Your copy of the material below should match it exactly, except that it holds no pictures.

--------------------------------

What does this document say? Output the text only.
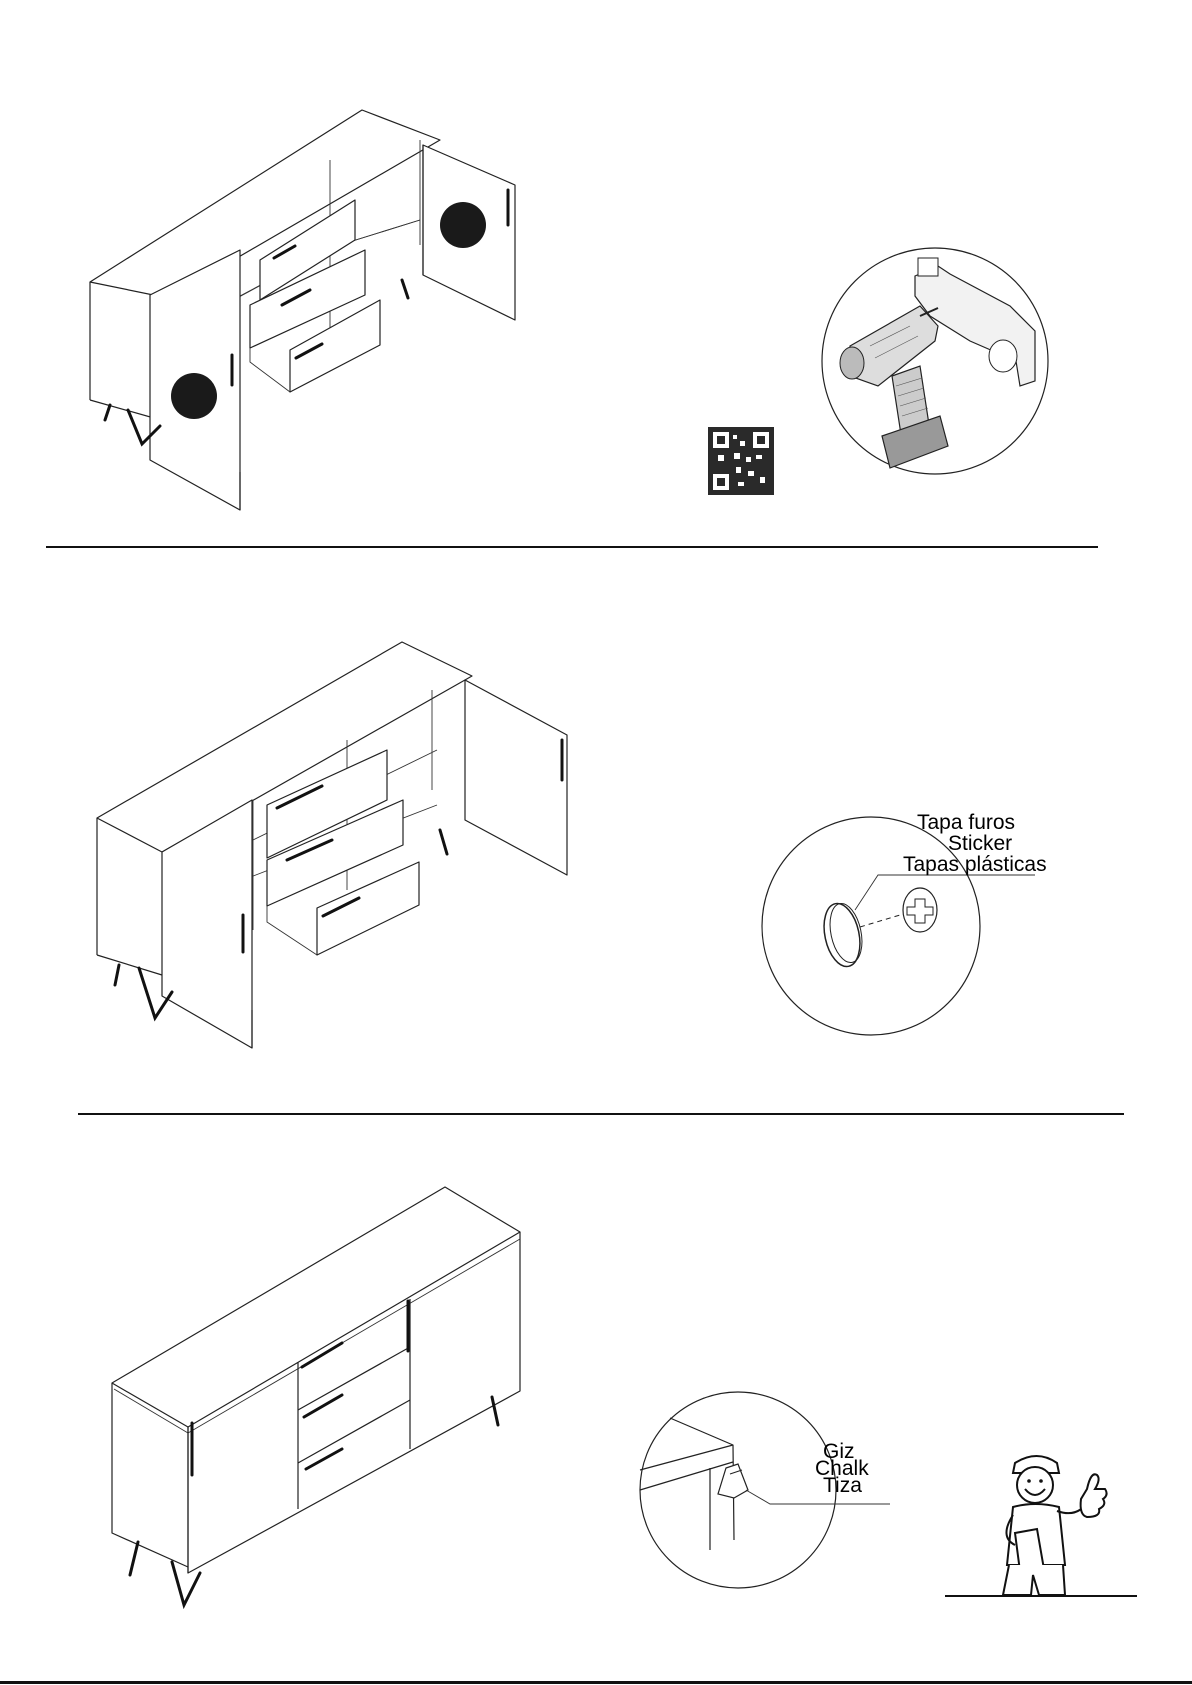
Tapa furos
Sticker
Tapas plásticas
Giz
Chalk
Tiza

--------------------------------

# Response to this task
What does this document say? Output the text only.
Tapa furos
Sticker
Tapas plásticas
Giz
Chalk
Tiza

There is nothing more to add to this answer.